Stated problem:
Select and copy out every line in the records containing "this".

(Dataset records on visual material)
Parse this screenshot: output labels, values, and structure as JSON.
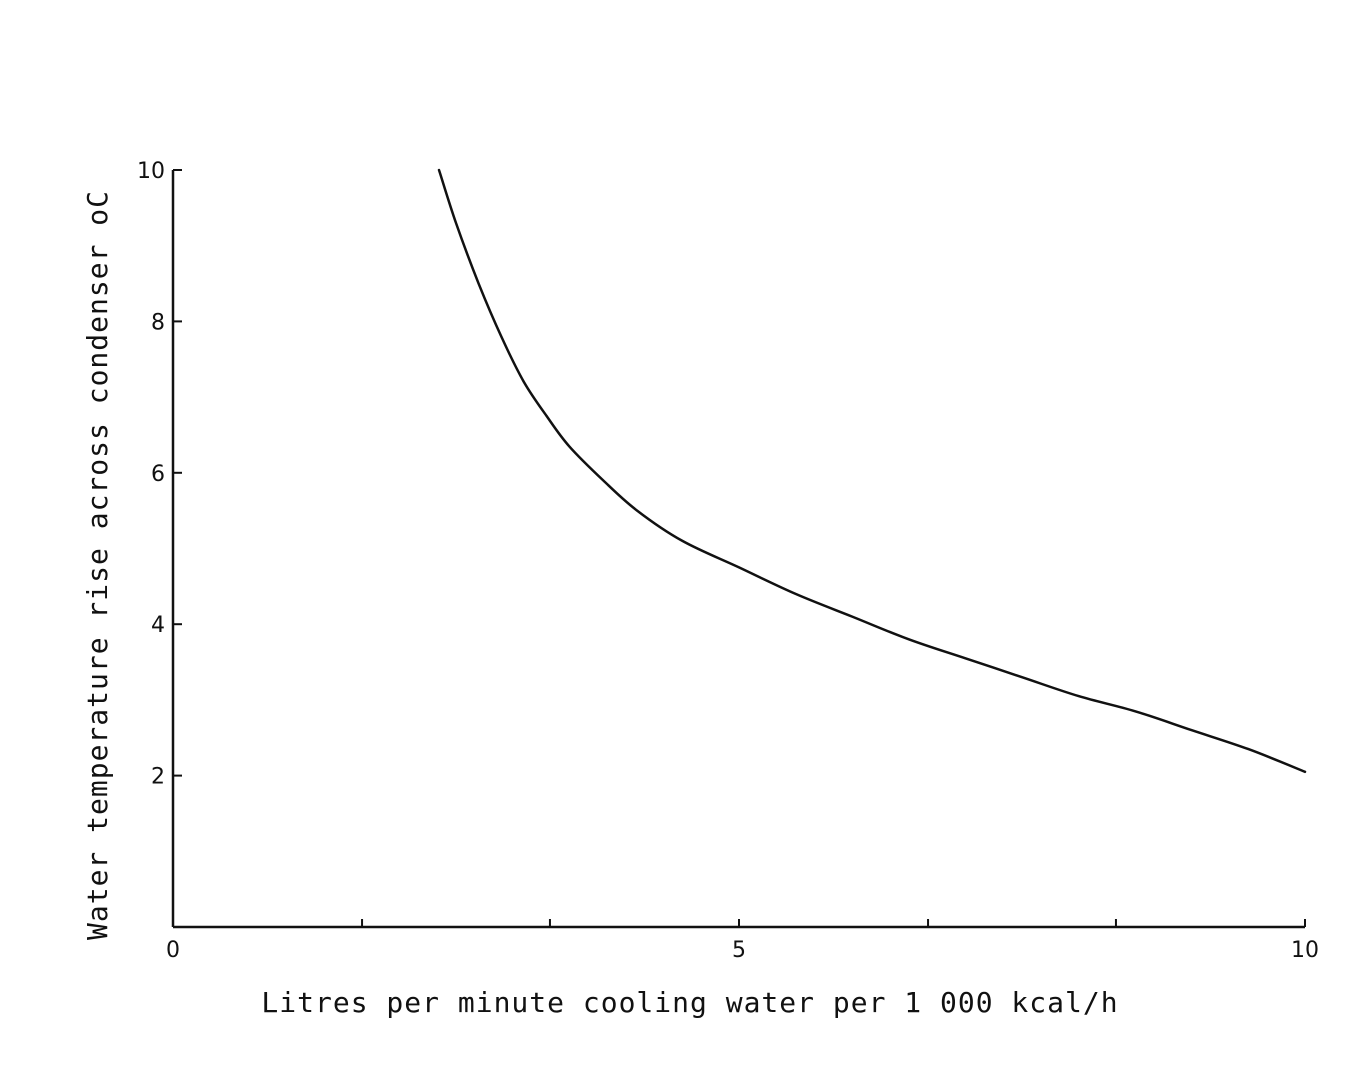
{
  "chart_data": {
    "type": "line",
    "xlabel": "Litres per minute cooling water per 1 000 kcal/h",
    "ylabel": "Water temperature rise across condenser oC",
    "xlim": [
      0,
      10
    ],
    "ylim": [
      0,
      10
    ],
    "x_ticks": [
      0,
      1.67,
      3.33,
      5,
      6.67,
      8.33,
      10
    ],
    "x_tick_labels": [
      {
        "value": 0,
        "label": "0"
      },
      {
        "value": 5,
        "label": "5"
      },
      {
        "value": 10,
        "label": "10"
      }
    ],
    "y_ticks": [
      2,
      4,
      6,
      8,
      10
    ],
    "y_tick_labels": [
      {
        "value": 2,
        "label": "2"
      },
      {
        "value": 4,
        "label": "4"
      },
      {
        "value": 6,
        "label": "6"
      },
      {
        "value": 8,
        "label": "8"
      },
      {
        "value": 10,
        "label": "10"
      }
    ],
    "grid": false,
    "series": [
      {
        "x": [
          2.35,
          2.5,
          2.7,
          2.9,
          3.1,
          3.3,
          3.5,
          3.8,
          4.1,
          4.5,
          5.0,
          5.5,
          6.0,
          6.5,
          7.0,
          7.5,
          8.0,
          8.5,
          9.0,
          9.5,
          10.0
        ],
        "values": [
          10.0,
          9.3,
          8.5,
          7.8,
          7.2,
          6.75,
          6.35,
          5.9,
          5.5,
          5.1,
          4.75,
          4.4,
          4.1,
          3.8,
          3.55,
          3.3,
          3.05,
          2.85,
          2.6,
          2.35,
          2.05
        ]
      }
    ]
  }
}
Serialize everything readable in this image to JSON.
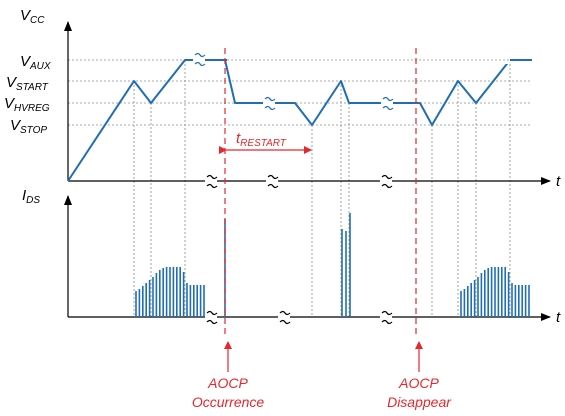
{
  "top": {
    "y_axis": {
      "main": "V",
      "sub": "CC"
    },
    "x_axis": "t",
    "levels": [
      {
        "main": "V",
        "sub": "AUX"
      },
      {
        "main": "V",
        "sub": "START"
      },
      {
        "main": "V",
        "sub": "HVREG"
      },
      {
        "main": "V",
        "sub": "STOP"
      }
    ],
    "interval": {
      "main": "t",
      "sub": "RESTART"
    }
  },
  "bottom": {
    "y_axis": {
      "main": "I",
      "sub": "DS"
    },
    "x_axis": "t"
  },
  "events": {
    "occurrence": {
      "line1": "AOCP",
      "line2": "Occurrence"
    },
    "disappear": {
      "line1": "AOCP",
      "line2": "Disappear"
    }
  },
  "colors": {
    "trace": "#1f6eb5",
    "event": "#e8262d",
    "grid": "#8c8c8c",
    "axis": "#000000"
  }
}
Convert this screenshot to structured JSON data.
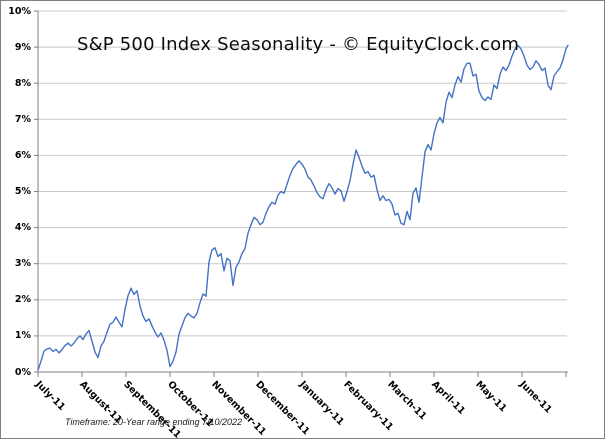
{
  "window": {
    "background": "#ffffff",
    "border_color": "#808080"
  },
  "chart_data": {
    "type": "line",
    "title": "S&P 500 Index Seasonality - © EquityClock.com",
    "note": "Timeframe: 20-Year range ending 7/10/2022",
    "grid": "horizontal",
    "legend": "none",
    "line_color": "#4472C4",
    "axis_color": "#808080",
    "grid_color": "#C8C8C8",
    "x_axis": {
      "tick_labels": [
        "July-11",
        "August-11",
        "September-11",
        "October-11",
        "November-11",
        "December-11",
        "January-11",
        "February-11",
        "March-11",
        "April-11",
        "May-11",
        "June-11"
      ]
    },
    "y_axis": {
      "tick_labels": [
        "0%",
        "1%",
        "2%",
        "3%",
        "4%",
        "5%",
        "6%",
        "7%",
        "8%",
        "9%",
        "10%"
      ],
      "min": 0,
      "max": 10,
      "unit": "%"
    },
    "series": [
      {
        "values": [
          0.05,
          0.3,
          0.58,
          0.64,
          0.66,
          0.57,
          0.63,
          0.53,
          0.62,
          0.73,
          0.8,
          0.72,
          0.8,
          0.92,
          1.0,
          0.9,
          1.05,
          1.15,
          0.85,
          0.55,
          0.4,
          0.72,
          0.85,
          1.1,
          1.32,
          1.38,
          1.52,
          1.38,
          1.25,
          1.74,
          2.11,
          2.32,
          2.15,
          2.25,
          1.83,
          1.55,
          1.4,
          1.47,
          1.28,
          1.1,
          0.97,
          1.08,
          0.88,
          0.6,
          0.15,
          0.3,
          0.55,
          1.05,
          1.28,
          1.5,
          1.63,
          1.55,
          1.5,
          1.62,
          1.92,
          2.16,
          2.1,
          3.05,
          3.38,
          3.44,
          3.2,
          3.28,
          2.8,
          3.15,
          3.08,
          2.4,
          2.9,
          3.05,
          3.28,
          3.42,
          3.85,
          4.08,
          4.28,
          4.22,
          4.08,
          4.15,
          4.4,
          4.58,
          4.7,
          4.65,
          4.9,
          5.0,
          4.95,
          5.2,
          5.45,
          5.64,
          5.75,
          5.85,
          5.76,
          5.62,
          5.4,
          5.32,
          5.15,
          4.97,
          4.85,
          4.8,
          5.05,
          5.22,
          5.1,
          4.93,
          5.08,
          5.02,
          4.73,
          5.0,
          5.3,
          5.75,
          6.15,
          5.95,
          5.7,
          5.5,
          5.55,
          5.4,
          5.45,
          5.05,
          4.75,
          4.88,
          4.75,
          4.78,
          4.65,
          4.35,
          4.4,
          4.12,
          4.08,
          4.45,
          4.22,
          4.95,
          5.1,
          4.7,
          5.4,
          6.1,
          6.3,
          6.15,
          6.6,
          6.9,
          7.05,
          6.9,
          7.47,
          7.75,
          7.6,
          7.95,
          8.18,
          8.03,
          8.4,
          8.55,
          8.55,
          8.2,
          8.25,
          7.78,
          7.6,
          7.52,
          7.62,
          7.55,
          7.95,
          7.85,
          8.25,
          8.45,
          8.35,
          8.5,
          8.75,
          8.95,
          9.05,
          8.95,
          8.75,
          8.5,
          8.38,
          8.45,
          8.62,
          8.52,
          8.35,
          8.42,
          7.95,
          7.82,
          8.2,
          8.32,
          8.42,
          8.65,
          8.95,
          9.05
        ]
      }
    ]
  }
}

Task result:
Parse this screenshot: output labels, values, and structure as JSON.
Serialize everything readable in this image to JSON.
Convert this screenshot to structured JSON data.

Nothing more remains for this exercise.